Copy every record below exactly.

Dataset entries:
_ _ _
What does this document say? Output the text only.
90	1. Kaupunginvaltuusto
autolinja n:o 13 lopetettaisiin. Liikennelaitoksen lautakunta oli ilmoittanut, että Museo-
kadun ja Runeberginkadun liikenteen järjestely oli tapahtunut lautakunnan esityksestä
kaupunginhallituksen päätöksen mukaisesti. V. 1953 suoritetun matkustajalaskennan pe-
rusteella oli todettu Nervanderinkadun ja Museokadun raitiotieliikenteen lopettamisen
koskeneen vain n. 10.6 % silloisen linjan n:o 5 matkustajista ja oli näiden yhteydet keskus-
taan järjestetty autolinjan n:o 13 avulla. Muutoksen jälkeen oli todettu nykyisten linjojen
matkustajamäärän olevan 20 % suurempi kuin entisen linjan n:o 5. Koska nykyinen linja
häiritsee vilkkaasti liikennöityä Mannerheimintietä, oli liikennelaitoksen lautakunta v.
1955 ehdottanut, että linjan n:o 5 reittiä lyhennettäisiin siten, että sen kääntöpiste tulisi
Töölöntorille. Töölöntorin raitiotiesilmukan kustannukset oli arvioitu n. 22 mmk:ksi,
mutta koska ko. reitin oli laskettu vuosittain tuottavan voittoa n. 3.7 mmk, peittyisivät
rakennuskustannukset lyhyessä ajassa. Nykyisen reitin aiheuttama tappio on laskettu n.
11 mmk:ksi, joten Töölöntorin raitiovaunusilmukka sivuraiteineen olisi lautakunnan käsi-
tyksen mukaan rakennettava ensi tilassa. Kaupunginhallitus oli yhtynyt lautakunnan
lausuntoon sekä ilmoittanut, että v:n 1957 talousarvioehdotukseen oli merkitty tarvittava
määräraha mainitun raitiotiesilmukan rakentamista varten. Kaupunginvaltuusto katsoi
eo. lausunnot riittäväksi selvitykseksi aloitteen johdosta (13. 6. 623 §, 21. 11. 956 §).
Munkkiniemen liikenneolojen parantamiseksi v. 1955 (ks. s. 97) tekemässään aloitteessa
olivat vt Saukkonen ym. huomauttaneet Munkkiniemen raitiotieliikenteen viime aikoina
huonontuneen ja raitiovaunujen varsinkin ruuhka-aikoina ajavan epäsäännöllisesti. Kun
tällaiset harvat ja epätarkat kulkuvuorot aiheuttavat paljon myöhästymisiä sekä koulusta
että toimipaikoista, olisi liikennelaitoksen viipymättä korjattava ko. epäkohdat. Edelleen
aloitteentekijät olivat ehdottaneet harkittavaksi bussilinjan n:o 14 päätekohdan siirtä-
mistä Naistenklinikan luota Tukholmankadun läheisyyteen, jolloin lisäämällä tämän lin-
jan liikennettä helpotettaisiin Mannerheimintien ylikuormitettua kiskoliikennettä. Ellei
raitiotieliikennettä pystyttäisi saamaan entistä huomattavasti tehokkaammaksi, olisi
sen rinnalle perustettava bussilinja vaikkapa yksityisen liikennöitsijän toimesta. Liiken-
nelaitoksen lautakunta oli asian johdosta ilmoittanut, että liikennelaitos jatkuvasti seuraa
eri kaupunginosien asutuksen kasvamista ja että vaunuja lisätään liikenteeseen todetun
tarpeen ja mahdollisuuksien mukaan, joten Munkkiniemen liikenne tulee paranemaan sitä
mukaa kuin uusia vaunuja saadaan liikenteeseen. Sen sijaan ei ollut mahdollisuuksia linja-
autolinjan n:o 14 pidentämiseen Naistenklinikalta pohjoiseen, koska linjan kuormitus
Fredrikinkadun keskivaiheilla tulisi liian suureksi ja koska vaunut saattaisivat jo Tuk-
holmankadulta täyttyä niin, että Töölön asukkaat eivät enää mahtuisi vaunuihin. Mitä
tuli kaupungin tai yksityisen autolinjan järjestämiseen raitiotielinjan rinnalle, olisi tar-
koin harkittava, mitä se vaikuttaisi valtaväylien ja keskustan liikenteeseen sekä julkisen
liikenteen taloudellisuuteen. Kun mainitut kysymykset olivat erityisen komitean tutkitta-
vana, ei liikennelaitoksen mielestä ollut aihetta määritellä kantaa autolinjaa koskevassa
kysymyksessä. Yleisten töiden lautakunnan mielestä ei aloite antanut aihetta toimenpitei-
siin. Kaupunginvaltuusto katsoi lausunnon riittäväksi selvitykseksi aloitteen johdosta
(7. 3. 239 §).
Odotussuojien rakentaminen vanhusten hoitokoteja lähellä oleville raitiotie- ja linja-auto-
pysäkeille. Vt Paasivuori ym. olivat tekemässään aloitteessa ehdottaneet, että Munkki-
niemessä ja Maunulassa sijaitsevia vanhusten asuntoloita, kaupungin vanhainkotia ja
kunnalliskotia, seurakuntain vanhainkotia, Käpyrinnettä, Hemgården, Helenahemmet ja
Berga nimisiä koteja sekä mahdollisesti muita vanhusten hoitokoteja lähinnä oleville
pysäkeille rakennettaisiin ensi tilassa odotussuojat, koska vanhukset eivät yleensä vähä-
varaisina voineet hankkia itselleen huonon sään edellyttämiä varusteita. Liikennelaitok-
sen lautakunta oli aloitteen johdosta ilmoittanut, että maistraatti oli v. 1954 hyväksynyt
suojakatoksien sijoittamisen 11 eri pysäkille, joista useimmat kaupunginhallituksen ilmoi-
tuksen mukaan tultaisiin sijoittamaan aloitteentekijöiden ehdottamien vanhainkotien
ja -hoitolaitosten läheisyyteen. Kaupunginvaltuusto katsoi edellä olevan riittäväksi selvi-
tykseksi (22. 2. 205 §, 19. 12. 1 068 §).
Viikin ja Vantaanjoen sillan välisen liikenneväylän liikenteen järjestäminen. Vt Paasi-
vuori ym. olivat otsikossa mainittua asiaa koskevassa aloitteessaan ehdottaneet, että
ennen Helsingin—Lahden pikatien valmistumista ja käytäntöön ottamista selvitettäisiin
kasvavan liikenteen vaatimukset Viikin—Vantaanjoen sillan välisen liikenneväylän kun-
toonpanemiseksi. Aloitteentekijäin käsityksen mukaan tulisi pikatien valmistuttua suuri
_ _ _
RESPONSE BELOW:
What does this document say? Output the text only.
90	1. Kaupunginvaltuusto
autolinja n:o 13 lopetettaisiin. Liikennelaitoksen lautakunta oli ilmoittanut, että Museo-
kadun ja Runeberginkadun liikenteen järjestely oli tapahtunut lautakunnan esityksestä
kaupunginhallituksen päätöksen mukaisesti. V. 1953 suoritetun matkustajalaskennan pe-
rusteella oli todettu Nervanderinkadun ja Museokadun raitiotieliikenteen lopettamisen
koskeneen vain n. 10.6 % silloisen linjan n:o 5 matkustajista ja oli näiden yhteydet keskus-
taan järjestetty autolinjan n:o 13 avulla. Muutoksen jälkeen oli todettu nykyisten linjojen
matkustajamäärän olevan 20 % suurempi kuin entisen linjan n:o 5. Koska nykyinen linja
häiritsee vilkkaasti liikennöityä Mannerheimintietä, oli liikennelaitoksen lautakunta v.
1955 ehdottanut, että linjan n:o 5 reittiä lyhennettäisiin siten, että sen kääntöpiste tulisi
Töölöntorille. Töölöntorin raitiotiesilmukan kustannukset oli arvioitu n. 22 mmk:ksi,
mutta koska ko. reitin oli laskettu vuosittain tuottavan voittoa n. 3.7 mmk, peittyisivät
rakennuskustannukset lyhyessä ajassa. Nykyisen reitin aiheuttama tappio on laskettu n.
11 mmk:ksi, joten Töölöntorin raitiovaunusilmukka sivuraiteineen olisi lautakunnan käsi-
tyksen mukaan rakennettava ensi tilassa. Kaupunginhallitus oli yhtynyt lautakunnan
lausuntoon sekä ilmoittanut, että v:n 1957 talousarvioehdotukseen oli merkitty tarvittava
määräraha mainitun raitiotiesilmukan rakentamista varten. Kaupunginvaltuusto katsoi
eo. lausunnot riittäväksi selvitykseksi aloitteen johdosta (13. 6. 623 §, 21. 11. 956 §).
Munkkiniemen liikenneolojen parantamiseksi v. 1955 (ks. s. 97) tekemässään aloitteessa
olivat vt Saukkonen ym. huomauttaneet Munkkiniemen raitiotieliikenteen viime aikoina
huonontuneen ja raitiovaunujen varsinkin ruuhka-aikoina ajavan epäsäännöllisesti. Kun
tällaiset harvat ja epätarkat kulkuvuorot aiheuttavat paljon myöhästymisiä sekä koulusta
että toimipaikoista, olisi liikennelaitoksen viipymättä korjattava ko. epäkohdat. Edelleen
aloitteentekijät olivat ehdottaneet harkittavaksi bussilinjan n:o 14 päätekohdan siirtä-
mistä Naistenklinikan luota Tukholmankadun läheisyyteen, jolloin lisäämällä tämän lin-
jan liikennettä helpotettaisiin Mannerheimintien ylikuormitettua kiskoliikennettä. Ellei
raitiotieliikennettä pystyttäisi saamaan entistä huomattavasti tehokkaammaksi, olisi
sen rinnalle perustettava bussilinja vaikkapa yksityisen liikennöitsijän toimesta. Liiken-
nelaitoksen lautakunta oli asian johdosta ilmoittanut, että liikennelaitos jatkuvasti seuraa
eri kaupunginosien asutuksen kasvamista ja että vaunuja lisätään liikenteeseen todetun
tarpeen ja mahdollisuuksien mukaan, joten Munkkiniemen liikenne tulee paranemaan sitä
mukaa kuin uusia vaunuja saadaan liikenteeseen. Sen sijaan ei ollut mahdollisuuksia linja-
autolinjan n:o 14 pidentämiseen Naistenklinikalta pohjoiseen, koska linjan kuormitus
Fredrikinkadun keskivaiheilla tulisi liian suureksi ja koska vaunut saattaisivat jo Tuk-
holmankadulta täyttyä niin, että Töölön asukkaat eivät enää mahtuisi vaunuihin. Mitä
tuli kaupungin tai yksityisen autolinjan järjestämiseen raitiotielinjan rinnalle, olisi tar-
koin harkittava, mitä se vaikuttaisi valtaväylien ja keskustan liikenteeseen sekä julkisen
liikenteen taloudellisuuteen. Kun mainitut kysymykset olivat erityisen komitean tutkitta-
vana, ei liikennelaitoksen mielestä ollut aihetta määritellä kantaa autolinjaa koskevassa
kysymyksessä. Yleisten töiden lautakunnan mielestä ei aloite antanut aihetta toimenpitei-
siin. Kaupunginvaltuusto katsoi lausunnon riittäväksi selvitykseksi aloitteen johdosta
(7. 3. 239 §).
Odotussuojien rakentaminen vanhusten hoitokoteja lähellä oleville raitiotie- ja linja-auto-
pysäkeille. Vt Paasivuori ym. olivat tekemässään aloitteessa ehdottaneet, että Munkki-
niemessä ja Maunulassa sijaitsevia vanhusten asuntoloita, kaupungin vanhainkotia ja
kunnalliskotia, seurakuntain vanhainkotia, Käpyrinnettä, Hemgården, Helenahemmet ja
Berga nimisiä koteja sekä mahdollisesti muita vanhusten hoitokoteja lähinnä oleville
pysäkeille rakennettaisiin ensi tilassa odotussuojat, koska vanhukset eivät yleensä vähä-
varaisina voineet hankkia itselleen huonon sään edellyttämiä varusteita. Liikennelaitok-
sen lautakunta oli aloitteen johdosta ilmoittanut, että maistraatti oli v. 1954 hyväksynyt
suojakatoksien sijoittamisen 11 eri pysäkille, joista useimmat kaupunginhallituksen ilmoi-
tuksen mukaan tultaisiin sijoittamaan aloitteentekijöiden ehdottamien vanhainkotien
ja -hoitolaitosten läheisyyteen. Kaupunginvaltuusto katsoi edellä olevan riittäväksi selvi-
tykseksi (22. 2. 205 §, 19. 12. 1 068 §).
Viikin ja Vantaanjoen sillan välisen liikenneväylän liikenteen järjestäminen. Vt Paasi-
vuori ym. olivat otsikossa mainittua asiaa koskevassa aloitteessaan ehdottaneet, että
ennen Helsingin—Lahden pikatien valmistumista ja käytäntöön ottamista selvitettäisiin
kasvavan liikenteen vaatimukset Viikin—Vantaanjoen sillan välisen liikenneväylän kun-
toonpanemiseksi. Aloitteentekijäin käsityksen mukaan tulisi pikatien valmistuttua suuri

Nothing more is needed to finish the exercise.